### WHAT THE TASK REQUIRES
Copy every line from the material below that holds "text".
== INFORMATION SUPPLIED ==
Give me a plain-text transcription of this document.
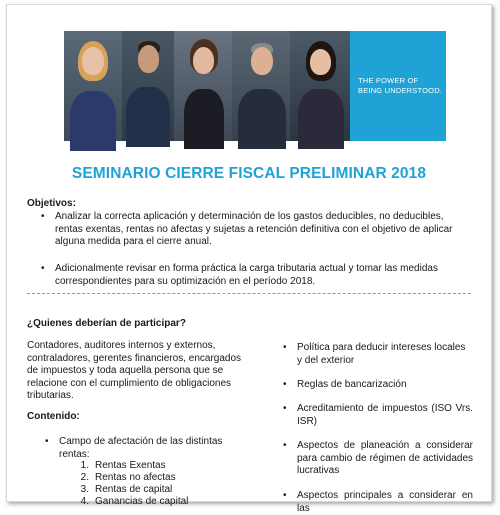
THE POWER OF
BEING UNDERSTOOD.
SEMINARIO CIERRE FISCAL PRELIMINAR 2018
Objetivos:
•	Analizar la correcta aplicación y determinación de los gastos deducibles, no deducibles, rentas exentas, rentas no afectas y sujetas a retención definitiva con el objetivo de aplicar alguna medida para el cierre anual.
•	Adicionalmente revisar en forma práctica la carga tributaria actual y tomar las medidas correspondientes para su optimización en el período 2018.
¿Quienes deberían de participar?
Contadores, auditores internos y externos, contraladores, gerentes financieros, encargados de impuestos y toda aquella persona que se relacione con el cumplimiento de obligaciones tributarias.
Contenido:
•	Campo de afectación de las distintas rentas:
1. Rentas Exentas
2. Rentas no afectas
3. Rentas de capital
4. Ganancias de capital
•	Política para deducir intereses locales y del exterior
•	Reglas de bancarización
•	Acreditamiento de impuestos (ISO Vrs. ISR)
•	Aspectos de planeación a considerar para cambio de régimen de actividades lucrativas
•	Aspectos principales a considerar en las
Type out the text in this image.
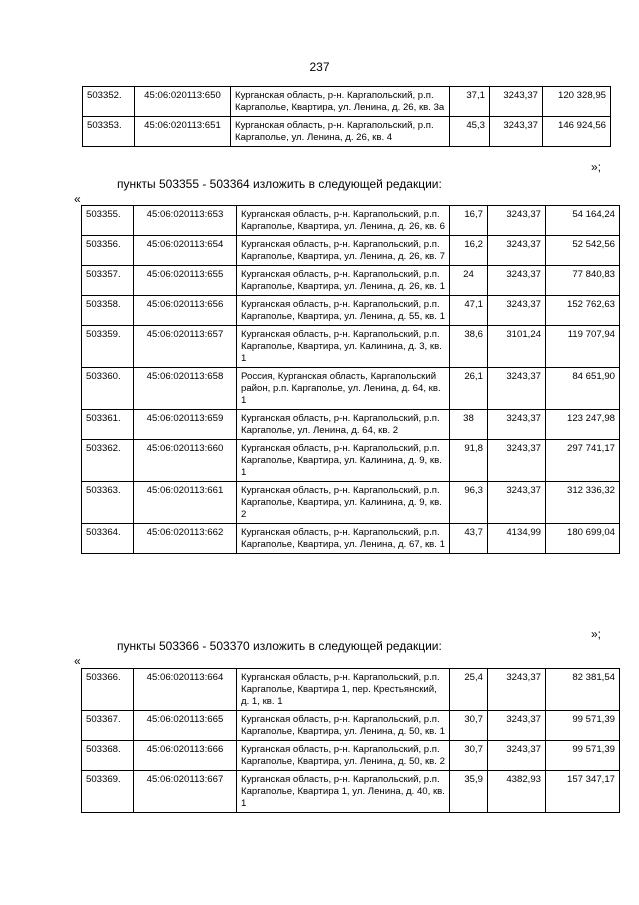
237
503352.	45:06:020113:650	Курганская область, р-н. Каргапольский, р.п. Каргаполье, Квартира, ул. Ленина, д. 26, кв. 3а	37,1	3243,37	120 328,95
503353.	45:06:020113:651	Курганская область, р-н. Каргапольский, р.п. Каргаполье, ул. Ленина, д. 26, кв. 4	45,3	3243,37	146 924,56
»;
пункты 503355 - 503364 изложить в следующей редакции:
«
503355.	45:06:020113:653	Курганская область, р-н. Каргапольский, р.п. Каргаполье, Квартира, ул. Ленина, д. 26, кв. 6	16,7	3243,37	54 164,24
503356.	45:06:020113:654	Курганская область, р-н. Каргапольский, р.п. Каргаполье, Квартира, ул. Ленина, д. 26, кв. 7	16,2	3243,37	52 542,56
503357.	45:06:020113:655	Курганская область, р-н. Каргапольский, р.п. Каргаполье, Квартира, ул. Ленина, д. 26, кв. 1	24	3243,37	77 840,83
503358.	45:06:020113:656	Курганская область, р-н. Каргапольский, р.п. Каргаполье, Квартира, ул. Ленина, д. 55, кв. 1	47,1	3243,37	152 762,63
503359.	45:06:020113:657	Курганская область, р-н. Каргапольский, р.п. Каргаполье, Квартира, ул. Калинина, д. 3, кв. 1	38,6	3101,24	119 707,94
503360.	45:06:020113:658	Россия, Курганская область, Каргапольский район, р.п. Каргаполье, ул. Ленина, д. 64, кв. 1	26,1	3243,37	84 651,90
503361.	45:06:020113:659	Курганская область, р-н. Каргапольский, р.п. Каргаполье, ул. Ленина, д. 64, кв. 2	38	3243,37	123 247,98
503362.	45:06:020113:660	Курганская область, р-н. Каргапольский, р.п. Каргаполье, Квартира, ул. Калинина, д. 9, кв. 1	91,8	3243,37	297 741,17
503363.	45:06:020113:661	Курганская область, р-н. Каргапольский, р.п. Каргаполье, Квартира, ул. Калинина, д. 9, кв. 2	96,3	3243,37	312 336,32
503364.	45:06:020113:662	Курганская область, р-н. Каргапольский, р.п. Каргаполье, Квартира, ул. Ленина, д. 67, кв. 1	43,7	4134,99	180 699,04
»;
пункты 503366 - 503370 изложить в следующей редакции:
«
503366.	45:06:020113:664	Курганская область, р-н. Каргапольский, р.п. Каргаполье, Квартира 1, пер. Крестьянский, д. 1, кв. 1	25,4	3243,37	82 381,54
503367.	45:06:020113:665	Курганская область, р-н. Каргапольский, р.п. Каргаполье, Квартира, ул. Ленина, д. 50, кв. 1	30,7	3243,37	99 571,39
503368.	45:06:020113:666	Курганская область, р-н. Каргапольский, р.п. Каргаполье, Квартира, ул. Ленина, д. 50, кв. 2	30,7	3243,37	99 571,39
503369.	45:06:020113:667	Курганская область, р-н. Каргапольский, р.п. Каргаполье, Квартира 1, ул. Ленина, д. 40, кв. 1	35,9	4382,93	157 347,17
===
== INFORMATION SUPPLIED ==
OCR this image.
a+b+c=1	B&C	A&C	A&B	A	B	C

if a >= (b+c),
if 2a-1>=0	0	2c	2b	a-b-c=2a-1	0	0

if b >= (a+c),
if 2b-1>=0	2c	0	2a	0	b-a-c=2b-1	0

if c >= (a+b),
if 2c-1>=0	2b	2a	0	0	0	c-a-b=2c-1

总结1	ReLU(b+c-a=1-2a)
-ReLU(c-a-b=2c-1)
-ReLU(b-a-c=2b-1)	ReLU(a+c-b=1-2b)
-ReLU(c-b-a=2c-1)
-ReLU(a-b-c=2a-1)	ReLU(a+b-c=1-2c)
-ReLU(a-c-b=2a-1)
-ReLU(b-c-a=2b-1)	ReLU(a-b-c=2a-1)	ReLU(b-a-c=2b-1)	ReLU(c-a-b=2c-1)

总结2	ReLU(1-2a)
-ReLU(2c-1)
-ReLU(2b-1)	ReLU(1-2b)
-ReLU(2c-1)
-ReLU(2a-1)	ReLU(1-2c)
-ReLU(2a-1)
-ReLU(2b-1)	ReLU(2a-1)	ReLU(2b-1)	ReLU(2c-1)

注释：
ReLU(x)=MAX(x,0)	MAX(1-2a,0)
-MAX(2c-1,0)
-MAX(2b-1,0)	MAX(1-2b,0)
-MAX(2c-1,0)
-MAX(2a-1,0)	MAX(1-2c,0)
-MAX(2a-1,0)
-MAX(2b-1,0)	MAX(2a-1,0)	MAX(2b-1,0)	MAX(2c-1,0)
===
### TASK OUTPUT
Give me a plain-text transcription of this document.
Type out the text in this image.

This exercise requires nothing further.